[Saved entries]
________________________
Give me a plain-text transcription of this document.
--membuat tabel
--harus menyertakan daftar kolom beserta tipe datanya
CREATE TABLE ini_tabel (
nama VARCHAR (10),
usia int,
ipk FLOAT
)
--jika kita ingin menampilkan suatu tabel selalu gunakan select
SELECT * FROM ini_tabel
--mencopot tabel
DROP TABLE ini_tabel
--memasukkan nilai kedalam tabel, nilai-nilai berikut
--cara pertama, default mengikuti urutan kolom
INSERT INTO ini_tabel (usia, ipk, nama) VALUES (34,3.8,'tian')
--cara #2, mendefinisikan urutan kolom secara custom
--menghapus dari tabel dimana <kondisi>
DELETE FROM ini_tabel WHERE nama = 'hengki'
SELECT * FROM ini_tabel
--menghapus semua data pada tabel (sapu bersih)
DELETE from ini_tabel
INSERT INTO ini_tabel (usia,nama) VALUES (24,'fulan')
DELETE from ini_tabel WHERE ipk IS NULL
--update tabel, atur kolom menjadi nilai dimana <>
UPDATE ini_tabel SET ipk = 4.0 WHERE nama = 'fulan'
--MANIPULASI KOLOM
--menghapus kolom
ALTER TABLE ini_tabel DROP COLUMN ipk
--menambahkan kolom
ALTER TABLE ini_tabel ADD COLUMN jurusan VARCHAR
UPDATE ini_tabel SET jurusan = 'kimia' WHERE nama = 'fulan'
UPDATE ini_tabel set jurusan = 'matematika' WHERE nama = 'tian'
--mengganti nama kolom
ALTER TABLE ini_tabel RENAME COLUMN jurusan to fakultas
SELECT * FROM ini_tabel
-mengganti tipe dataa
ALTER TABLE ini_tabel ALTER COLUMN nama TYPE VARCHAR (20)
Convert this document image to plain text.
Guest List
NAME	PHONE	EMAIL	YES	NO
________________________
◆ **The task**
Say how many lines of the material contain the word "jurusan", with no other text.

◆ **Answer for the task**
4